=== Dataset items ===
━━━━

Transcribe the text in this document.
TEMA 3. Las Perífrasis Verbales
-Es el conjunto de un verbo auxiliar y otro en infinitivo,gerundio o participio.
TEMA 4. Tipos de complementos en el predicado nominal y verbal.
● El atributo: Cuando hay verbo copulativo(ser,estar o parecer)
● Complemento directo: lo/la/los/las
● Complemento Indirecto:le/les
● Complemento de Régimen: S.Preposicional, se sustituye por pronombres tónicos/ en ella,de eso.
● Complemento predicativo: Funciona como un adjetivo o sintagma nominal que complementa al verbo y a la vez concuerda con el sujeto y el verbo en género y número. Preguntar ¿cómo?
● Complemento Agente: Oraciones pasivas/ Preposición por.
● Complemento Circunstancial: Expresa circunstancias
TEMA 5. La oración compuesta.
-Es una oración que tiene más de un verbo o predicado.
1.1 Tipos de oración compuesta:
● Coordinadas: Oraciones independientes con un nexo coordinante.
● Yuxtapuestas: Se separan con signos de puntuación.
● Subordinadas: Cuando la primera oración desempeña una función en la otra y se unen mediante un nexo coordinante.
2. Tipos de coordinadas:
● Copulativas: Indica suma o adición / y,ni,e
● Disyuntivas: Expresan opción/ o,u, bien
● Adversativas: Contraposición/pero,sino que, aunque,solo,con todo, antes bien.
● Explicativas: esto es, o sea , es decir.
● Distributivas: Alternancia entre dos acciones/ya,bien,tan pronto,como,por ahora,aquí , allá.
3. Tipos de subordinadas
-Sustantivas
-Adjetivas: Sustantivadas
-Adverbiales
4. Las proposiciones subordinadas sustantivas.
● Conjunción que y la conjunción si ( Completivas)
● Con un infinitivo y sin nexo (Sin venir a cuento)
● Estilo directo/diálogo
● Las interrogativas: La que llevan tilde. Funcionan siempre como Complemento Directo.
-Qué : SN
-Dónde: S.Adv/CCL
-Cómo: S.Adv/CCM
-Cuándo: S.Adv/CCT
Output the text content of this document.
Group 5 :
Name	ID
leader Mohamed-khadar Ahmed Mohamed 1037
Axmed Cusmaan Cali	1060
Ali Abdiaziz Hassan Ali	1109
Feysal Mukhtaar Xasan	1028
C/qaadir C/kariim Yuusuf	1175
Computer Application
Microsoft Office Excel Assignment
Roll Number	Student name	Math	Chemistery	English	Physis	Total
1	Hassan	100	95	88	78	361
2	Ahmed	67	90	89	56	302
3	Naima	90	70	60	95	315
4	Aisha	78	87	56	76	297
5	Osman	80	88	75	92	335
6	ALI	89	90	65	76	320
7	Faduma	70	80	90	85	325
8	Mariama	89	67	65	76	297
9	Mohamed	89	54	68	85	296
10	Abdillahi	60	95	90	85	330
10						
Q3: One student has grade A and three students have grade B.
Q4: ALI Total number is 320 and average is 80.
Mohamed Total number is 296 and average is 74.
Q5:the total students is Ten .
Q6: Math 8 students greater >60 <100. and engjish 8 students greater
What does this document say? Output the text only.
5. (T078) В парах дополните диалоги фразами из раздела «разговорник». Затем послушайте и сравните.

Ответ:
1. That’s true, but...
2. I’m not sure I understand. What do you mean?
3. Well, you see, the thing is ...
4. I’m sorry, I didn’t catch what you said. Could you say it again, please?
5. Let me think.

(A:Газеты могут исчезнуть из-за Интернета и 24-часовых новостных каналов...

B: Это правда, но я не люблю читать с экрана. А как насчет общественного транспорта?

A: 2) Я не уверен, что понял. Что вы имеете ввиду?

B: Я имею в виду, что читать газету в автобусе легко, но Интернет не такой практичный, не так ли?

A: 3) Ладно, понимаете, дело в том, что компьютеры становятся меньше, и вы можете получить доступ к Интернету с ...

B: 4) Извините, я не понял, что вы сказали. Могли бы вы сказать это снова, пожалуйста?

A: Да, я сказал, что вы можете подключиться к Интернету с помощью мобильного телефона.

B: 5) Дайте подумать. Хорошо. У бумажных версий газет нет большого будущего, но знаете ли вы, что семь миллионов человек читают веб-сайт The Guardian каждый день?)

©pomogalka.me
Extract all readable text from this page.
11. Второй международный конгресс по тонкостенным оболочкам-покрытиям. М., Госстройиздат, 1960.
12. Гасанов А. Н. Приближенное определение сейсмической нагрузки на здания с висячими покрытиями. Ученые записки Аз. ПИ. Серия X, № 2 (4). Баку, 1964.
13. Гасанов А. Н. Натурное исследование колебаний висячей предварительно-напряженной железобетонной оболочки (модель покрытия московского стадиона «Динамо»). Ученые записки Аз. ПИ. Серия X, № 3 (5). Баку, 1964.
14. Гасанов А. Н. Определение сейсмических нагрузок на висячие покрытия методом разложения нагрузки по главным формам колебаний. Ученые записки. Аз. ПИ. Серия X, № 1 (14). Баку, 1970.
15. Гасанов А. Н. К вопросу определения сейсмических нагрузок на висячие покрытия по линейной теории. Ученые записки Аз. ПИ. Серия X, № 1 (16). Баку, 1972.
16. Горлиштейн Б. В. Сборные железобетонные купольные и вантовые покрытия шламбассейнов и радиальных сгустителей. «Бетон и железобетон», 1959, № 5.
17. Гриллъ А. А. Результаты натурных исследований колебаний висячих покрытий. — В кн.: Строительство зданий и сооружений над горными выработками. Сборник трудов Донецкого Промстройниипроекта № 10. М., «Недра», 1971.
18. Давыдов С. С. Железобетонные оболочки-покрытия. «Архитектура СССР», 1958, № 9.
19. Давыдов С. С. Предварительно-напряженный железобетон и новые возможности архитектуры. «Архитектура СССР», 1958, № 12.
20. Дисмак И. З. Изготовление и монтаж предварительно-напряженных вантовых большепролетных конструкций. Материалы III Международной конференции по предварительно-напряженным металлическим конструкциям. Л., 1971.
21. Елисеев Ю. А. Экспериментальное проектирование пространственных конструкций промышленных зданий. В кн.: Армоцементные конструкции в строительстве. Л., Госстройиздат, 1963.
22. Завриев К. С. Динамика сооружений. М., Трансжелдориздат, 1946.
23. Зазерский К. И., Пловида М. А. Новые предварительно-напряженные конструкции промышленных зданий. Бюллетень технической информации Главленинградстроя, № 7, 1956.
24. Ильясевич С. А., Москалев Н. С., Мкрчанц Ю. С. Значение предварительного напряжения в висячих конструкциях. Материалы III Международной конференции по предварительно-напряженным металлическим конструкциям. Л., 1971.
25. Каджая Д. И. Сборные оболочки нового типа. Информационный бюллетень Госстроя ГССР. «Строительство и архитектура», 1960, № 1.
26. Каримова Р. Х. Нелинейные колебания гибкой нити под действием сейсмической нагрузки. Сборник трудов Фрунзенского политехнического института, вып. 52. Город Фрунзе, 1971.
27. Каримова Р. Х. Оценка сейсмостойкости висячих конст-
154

━━━━

=== Problem requirements ===
Repeat all entries. Match them exactly.

=== Full response ===
Transcribe the text in this document.
TEMA 3. Las Perífrasis Verbales
-Es el conjunto de un verbo auxiliar y otro en infinitivo,gerundio o participio.
TEMA 4. Tipos de complementos en el predicado nominal y verbal.
● El atributo: Cuando hay verbo copulativo(ser,estar o parecer)
● Complemento directo: lo/la/los/las
● Complemento Indirecto:le/les
● Complemento de Régimen: S.Preposicional, se sustituye por pronombres tónicos/ en ella,de eso.
● Complemento predicativo: Funciona como un adjetivo o sintagma nominal que complementa al verbo y a la vez concuerda con el sujeto y el verbo en género y número. Preguntar ¿cómo?
● Complemento Agente: Oraciones pasivas/ Preposición por.
● Complemento Circunstancial: Expresa circunstancias
TEMA 5. La oración compuesta.
-Es una oración que tiene más de un verbo o predicado.
1.1 Tipos de oración compuesta:
● Coordinadas: Oraciones independientes con un nexo coordinante.
● Yuxtapuestas: Se separan con signos de puntuación.
● Subordinadas: Cuando la primera oración desempeña una función en la otra y se unen mediante un nexo coordinante.
2. Tipos de coordinadas:
● Copulativas: Indica suma o adición / y,ni,e
● Disyuntivas: Expresan opción/ o,u, bien
● Adversativas: Contraposición/pero,sino que, aunque,solo,con todo, antes bien.
● Explicativas: esto es, o sea , es decir.
● Distributivas: Alternancia entre dos acciones/ya,bien,tan pronto,como,por ahora,aquí , allá.
3. Tipos de subordinadas
-Sustantivas
-Adjetivas: Sustantivadas
-Adverbiales
4. Las proposiciones subordinadas sustantivas.
● Conjunción que y la conjunción si ( Completivas)
● Con un infinitivo y sin nexo (Sin venir a cuento)
● Estilo directo/diálogo
● Las interrogativas: La que llevan tilde. Funcionan siempre como Complemento Directo.
-Qué : SN
-Dónde: S.Adv/CCL
-Cómo: S.Adv/CCM
-Cuándo: S.Adv/CCT
Output the text content of this document.
Group 5 :
Name	ID
leader Mohamed-khadar Ahmed Mohamed 1037
Axmed Cusmaan Cali	1060
Ali Abdiaziz Hassan Ali	1109
Feysal Mukhtaar Xasan	1028
C/qaadir C/kariim Yuusuf	1175
Computer Application
Microsoft Office Excel Assignment
Roll Number	Student name	Math	Chemistery	English	Physis	Total
1	Hassan	100	95	88	78	361
2	Ahmed	67	90	89	56	302
3	Naima	90	70	60	95	315
4	Aisha	78	87	56	76	297
5	Osman	80	88	75	92	335
6	ALI	89	90	65	76	320
7	Faduma	70	80	90	85	325
8	Mariama	89	67	65	76	297
9	Mohamed	89	54	68	85	296
10	Abdillahi	60	95	90	85	330
10						
Q3: One student has grade A and three students have grade B.
Q4: ALI Total number is 320 and average is 80.
Mohamed Total number is 296 and average is 74.
Q5:the total students is Ten .
Q6: Math 8 students greater >60 <100. and engjish 8 students greater
What does this document say? Output the text only.
5. (T078) В парах дополните диалоги фразами из раздела «разговорник». Затем послушайте и сравните.

Ответ:
1. That’s true, but...
2. I’m not sure I understand. What do you mean?
3. Well, you see, the thing is ...
4. I’m sorry, I didn’t catch what you said. Could you say it again, please?
5. Let me think.

(A:Газеты могут исчезнуть из-за Интернета и 24-часовых новостных каналов...

B: Это правда, но я не люблю читать с экрана. А как насчет общественного транспорта?

A: 2) Я не уверен, что понял. Что вы имеете ввиду?

B: Я имею в виду, что читать газету в автобусе легко, но Интернет не такой практичный, не так ли?

A: 3) Ладно, понимаете, дело в том, что компьютеры становятся меньше, и вы можете получить доступ к Интернету с ...

B: 4) Извините, я не понял, что вы сказали. Могли бы вы сказать это снова, пожалуйста?

A: Да, я сказал, что вы можете подключиться к Интернету с помощью мобильного телефона.

B: 5) Дайте подумать. Хорошо. У бумажных версий газет нет большого будущего, но знаете ли вы, что семь миллионов человек читают веб-сайт The Guardian каждый день?)

©pomogalka.me
Extract all readable text from this page.
11. Второй международный конгресс по тонкостенным оболочкам-покрытиям. М., Госстройиздат, 1960.
12. Гасанов А. Н. Приближенное определение сейсмической нагрузки на здания с висячими покрытиями. Ученые записки Аз. ПИ. Серия X, № 2 (4). Баку, 1964.
13. Гасанов А. Н. Натурное исследование колебаний висячей предварительно-напряженной железобетонной оболочки (модель покрытия московского стадиона «Динамо»). Ученые записки Аз. ПИ. Серия X, № 3 (5). Баку, 1964.
14. Гасанов А. Н. Определение сейсмических нагрузок на висячие покрытия методом разложения нагрузки по главным формам колебаний. Ученые записки. Аз. ПИ. Серия X, № 1 (14). Баку, 1970.
15. Гасанов А. Н. К вопросу определения сейсмических нагрузок на висячие покрытия по линейной теории. Ученые записки Аз. ПИ. Серия X, № 1 (16). Баку, 1972.
16. Горлиштейн Б. В. Сборные железобетонные купольные и вантовые покрытия шламбассейнов и радиальных сгустителей. «Бетон и железобетон», 1959, № 5.
17. Гриллъ А. А. Результаты натурных исследований колебаний висячих покрытий. — В кн.: Строительство зданий и сооружений над горными выработками. Сборник трудов Донецкого Промстройниипроекта № 10. М., «Недра», 1971.
18. Давыдов С. С. Железобетонные оболочки-покрытия. «Архитектура СССР», 1958, № 9.
19. Давыдов С. С. Предварительно-напряженный железобетон и новые возможности архитектуры. «Архитектура СССР», 1958, № 12.
20. Дисмак И. З. Изготовление и монтаж предварительно-напряженных вантовых большепролетных конструкций. Материалы III Международной конференции по предварительно-напряженным металлическим конструкциям. Л., 1971.
21. Елисеев Ю. А. Экспериментальное проектирование пространственных конструкций промышленных зданий. В кн.: Армоцементные конструкции в строительстве. Л., Госстройиздат, 1963.
22. Завриев К. С. Динамика сооружений. М., Трансжелдориздат, 1946.
23. Зазерский К. И., Пловида М. А. Новые предварительно-напряженные конструкции промышленных зданий. Бюллетень технической информации Главленинградстроя, № 7, 1956.
24. Ильясевич С. А., Москалев Н. С., Мкрчанц Ю. С. Значение предварительного напряжения в висячих конструкциях. Материалы III Международной конференции по предварительно-напряженным металлическим конструкциям. Л., 1971.
25. Каджая Д. И. Сборные оболочки нового типа. Информационный бюллетень Госстроя ГССР. «Строительство и архитектура», 1960, № 1.
26. Каримова Р. Х. Нелинейные колебания гибкой нити под действием сейсмической нагрузки. Сборник трудов Фрунзенского политехнического института, вып. 52. Город Фрунзе, 1971.
27. Каримова Р. Х. Оценка сейсмостойкости висячих конст-
154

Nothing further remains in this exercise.